Requirement
Locate all lines with the word "шаровых". Copy them.

-=-=-=-=-

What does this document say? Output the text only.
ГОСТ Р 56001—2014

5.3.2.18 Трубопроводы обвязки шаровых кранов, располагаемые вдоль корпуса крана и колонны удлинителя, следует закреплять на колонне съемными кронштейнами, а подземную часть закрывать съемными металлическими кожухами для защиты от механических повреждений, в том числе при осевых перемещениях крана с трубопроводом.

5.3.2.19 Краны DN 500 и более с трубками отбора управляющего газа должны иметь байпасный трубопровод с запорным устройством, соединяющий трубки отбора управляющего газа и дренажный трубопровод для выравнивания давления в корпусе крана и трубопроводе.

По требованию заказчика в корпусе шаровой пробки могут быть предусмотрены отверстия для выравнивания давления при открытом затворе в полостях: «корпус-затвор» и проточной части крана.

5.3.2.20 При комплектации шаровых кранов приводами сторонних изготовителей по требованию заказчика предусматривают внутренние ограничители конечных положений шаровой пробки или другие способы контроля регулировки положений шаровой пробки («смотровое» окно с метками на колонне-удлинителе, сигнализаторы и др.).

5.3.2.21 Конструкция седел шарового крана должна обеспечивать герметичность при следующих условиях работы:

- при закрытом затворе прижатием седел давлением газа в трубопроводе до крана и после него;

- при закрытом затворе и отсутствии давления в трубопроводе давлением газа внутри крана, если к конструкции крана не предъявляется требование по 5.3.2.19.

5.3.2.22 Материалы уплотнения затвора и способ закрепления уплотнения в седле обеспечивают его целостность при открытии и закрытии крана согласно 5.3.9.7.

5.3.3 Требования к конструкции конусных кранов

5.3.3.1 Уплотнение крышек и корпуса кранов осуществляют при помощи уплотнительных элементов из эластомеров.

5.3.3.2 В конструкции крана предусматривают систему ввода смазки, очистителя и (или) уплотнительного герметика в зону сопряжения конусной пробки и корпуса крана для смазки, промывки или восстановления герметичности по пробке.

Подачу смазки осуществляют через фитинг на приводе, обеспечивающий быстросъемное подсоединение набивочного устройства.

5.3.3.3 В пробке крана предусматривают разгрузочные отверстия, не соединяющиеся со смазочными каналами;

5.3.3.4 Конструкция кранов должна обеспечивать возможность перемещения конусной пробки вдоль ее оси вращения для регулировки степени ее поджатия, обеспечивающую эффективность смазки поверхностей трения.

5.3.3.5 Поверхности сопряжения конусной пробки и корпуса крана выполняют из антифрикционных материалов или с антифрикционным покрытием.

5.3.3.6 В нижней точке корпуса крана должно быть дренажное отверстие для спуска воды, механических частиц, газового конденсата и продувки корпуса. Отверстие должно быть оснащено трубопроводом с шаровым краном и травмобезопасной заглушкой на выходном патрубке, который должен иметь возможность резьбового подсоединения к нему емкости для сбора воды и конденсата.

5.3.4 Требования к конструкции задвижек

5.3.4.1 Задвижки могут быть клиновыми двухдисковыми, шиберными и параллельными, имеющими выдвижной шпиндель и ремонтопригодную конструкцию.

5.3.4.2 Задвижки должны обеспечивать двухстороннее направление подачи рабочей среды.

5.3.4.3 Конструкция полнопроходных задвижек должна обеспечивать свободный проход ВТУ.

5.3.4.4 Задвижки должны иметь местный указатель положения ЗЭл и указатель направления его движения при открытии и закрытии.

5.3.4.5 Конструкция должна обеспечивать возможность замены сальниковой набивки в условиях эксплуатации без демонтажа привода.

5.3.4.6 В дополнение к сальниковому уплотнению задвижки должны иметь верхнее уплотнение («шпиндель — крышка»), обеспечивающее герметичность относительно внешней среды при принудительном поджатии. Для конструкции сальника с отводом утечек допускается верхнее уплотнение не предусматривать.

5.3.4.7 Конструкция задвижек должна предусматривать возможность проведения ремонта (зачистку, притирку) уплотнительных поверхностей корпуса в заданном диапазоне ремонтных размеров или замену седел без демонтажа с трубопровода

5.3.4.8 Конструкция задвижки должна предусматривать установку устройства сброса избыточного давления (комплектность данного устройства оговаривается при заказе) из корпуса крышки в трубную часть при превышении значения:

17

-=-=-=-=-

Exercise solution
5.3.2.18 Трубопроводы обвязки шаровых кранов, располагаемые вдоль корпуса крана и колонны удлинителя, следует закреплять на колонне съемными кронштейнами, а подземную часть закрывать съемными металлическими кожухами для защиты от механических повреждений, в том числе при осевых перемещениях крана с трубопроводом.
5.3.2.20 При комплектации шаровых кранов приводами сторонних изготовителей по требованию заказчика предусматривают внутренние ограничители конечных положений шаровой пробки или другие способы контроля регулировки положений шаровой пробки («смотровое» окно с метками на колонне-удлинителе, сигнализаторы и др.).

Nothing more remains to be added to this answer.